DO THIS.
Pull out every line of the listing below where "στοὺς" appears.

━━━━

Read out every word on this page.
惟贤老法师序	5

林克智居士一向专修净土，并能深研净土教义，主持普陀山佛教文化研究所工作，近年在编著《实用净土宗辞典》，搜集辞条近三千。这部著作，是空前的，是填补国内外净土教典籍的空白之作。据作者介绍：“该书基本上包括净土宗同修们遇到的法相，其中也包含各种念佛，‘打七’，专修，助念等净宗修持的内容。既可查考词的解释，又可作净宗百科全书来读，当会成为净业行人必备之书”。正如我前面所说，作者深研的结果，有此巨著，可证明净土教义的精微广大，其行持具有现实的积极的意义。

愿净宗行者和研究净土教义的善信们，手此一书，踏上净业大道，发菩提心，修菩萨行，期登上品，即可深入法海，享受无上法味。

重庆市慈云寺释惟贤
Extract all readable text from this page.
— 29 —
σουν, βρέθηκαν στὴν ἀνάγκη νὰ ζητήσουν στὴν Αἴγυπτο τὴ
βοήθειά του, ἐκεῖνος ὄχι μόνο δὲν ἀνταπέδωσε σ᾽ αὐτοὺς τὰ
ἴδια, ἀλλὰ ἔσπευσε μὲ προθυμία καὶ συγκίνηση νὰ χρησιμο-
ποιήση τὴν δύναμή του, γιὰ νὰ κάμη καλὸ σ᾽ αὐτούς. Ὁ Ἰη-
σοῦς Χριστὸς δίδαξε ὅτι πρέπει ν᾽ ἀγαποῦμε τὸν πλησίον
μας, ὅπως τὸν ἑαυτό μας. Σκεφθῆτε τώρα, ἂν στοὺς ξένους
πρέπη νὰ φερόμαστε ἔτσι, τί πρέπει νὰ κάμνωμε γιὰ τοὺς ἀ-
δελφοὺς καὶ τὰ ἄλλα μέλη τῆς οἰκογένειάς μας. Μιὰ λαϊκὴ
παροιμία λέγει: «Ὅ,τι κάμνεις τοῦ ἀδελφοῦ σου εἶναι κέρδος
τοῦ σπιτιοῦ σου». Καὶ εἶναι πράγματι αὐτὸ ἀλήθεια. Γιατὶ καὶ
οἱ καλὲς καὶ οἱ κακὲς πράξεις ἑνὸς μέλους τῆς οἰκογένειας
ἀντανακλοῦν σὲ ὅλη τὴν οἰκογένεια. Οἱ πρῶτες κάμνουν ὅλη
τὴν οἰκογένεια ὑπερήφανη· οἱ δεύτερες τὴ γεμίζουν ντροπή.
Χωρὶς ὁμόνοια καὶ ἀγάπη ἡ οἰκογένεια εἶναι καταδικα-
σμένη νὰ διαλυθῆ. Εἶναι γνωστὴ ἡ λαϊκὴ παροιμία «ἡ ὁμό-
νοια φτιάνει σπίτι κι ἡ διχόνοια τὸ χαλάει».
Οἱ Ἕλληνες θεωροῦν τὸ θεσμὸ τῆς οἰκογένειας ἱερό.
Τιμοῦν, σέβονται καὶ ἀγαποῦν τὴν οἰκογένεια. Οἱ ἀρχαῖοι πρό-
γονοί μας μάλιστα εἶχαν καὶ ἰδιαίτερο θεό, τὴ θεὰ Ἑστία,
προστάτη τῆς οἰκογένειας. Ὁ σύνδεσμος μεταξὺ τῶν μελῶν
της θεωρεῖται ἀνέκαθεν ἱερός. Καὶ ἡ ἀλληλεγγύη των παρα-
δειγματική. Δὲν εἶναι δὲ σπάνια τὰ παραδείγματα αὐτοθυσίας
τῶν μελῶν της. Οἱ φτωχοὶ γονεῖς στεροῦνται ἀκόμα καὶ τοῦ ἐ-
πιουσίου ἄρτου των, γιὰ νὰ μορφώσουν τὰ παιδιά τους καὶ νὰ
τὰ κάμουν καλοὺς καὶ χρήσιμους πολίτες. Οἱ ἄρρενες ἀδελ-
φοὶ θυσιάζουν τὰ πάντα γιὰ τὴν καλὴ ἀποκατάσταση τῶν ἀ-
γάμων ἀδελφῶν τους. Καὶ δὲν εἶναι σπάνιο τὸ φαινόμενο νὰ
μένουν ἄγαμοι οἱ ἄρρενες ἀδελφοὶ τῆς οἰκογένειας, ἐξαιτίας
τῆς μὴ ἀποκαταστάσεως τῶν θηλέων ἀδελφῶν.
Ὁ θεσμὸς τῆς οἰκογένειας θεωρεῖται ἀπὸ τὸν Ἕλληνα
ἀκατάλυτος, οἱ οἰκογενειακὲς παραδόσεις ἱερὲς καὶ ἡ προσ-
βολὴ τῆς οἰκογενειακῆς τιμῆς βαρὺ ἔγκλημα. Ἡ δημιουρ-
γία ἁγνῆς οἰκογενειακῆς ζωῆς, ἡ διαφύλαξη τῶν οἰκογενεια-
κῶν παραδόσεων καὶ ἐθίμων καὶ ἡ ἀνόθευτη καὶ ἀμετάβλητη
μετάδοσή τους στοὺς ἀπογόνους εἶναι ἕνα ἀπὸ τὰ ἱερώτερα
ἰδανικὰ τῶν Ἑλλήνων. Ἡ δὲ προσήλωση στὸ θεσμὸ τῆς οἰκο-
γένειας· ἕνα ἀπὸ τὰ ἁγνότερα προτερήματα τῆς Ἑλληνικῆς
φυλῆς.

━━━━

EXERCISE ANSWER.
μας, ὅπως τὸν ἑαυτό μας. Σκεφθῆτε τώρα, ἂν στοὺς ξένους
μετάδοσή τους στοὺς ἀπογόνους εἶναι ἕνα ἀπὸ τὰ ἱερώτερα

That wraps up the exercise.